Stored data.
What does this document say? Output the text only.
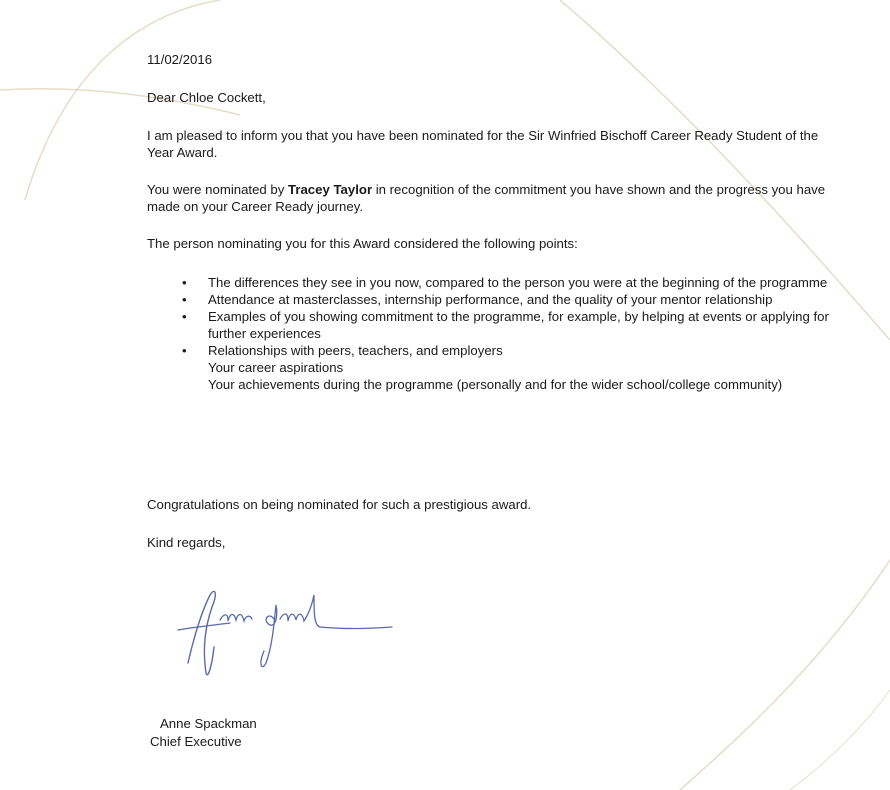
11/02/2016

Dear Chloe Cockett,

I am pleased to inform you that you have been nominated for the Sir Winfried Bischoff Career Ready Student of the Year Award.

You were nominated by Tracey Taylor in recognition of the commitment you have shown and the progress you have made on your Career Ready journey.

The person nominating you for this Award considered the following points:

• The differences they see in you now, compared to the person you were at the beginning of the programme
• Attendance at masterclasses, internship performance, and the quality of your mentor relationship
• Examples of you showing commitment to the programme, for example, by helping at events or applying for further experiences
• Relationships with peers, teachers, and employers
Your career aspirations
Your achievements during the programme (personally and for the wider school/college community)

Congratulations on being nominated for such a prestigious award.

Kind regards,

Anne Spackman

Chief Executive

REQUIREMENT. Quote each record exactly as it stands, minus the pictures.

ANSWER TO THIS EXERCISE.
What does this document say? Output the text only.
11/02/2016

Dear Chloe Cockett,

I am pleased to inform you that you have been nominated for the Sir Winfried Bischoff Career Ready Student of the Year Award.

You were nominated by Tracey Taylor in recognition of the commitment you have shown and the progress you have made on your Career Ready journey.

The person nominating you for this Award considered the following points:

• The differences they see in you now, compared to the person you were at the beginning of the programme
• Attendance at masterclasses, internship performance, and the quality of your mentor relationship
• Examples of you showing commitment to the programme, for example, by helping at events or applying for further experiences
• Relationships with peers, teachers, and employers
Your career aspirations
Your achievements during the programme (personally and for the wider school/college community)

Congratulations on being nominated for such a prestigious award.

Kind regards,

Anne Spackman

Chief Executive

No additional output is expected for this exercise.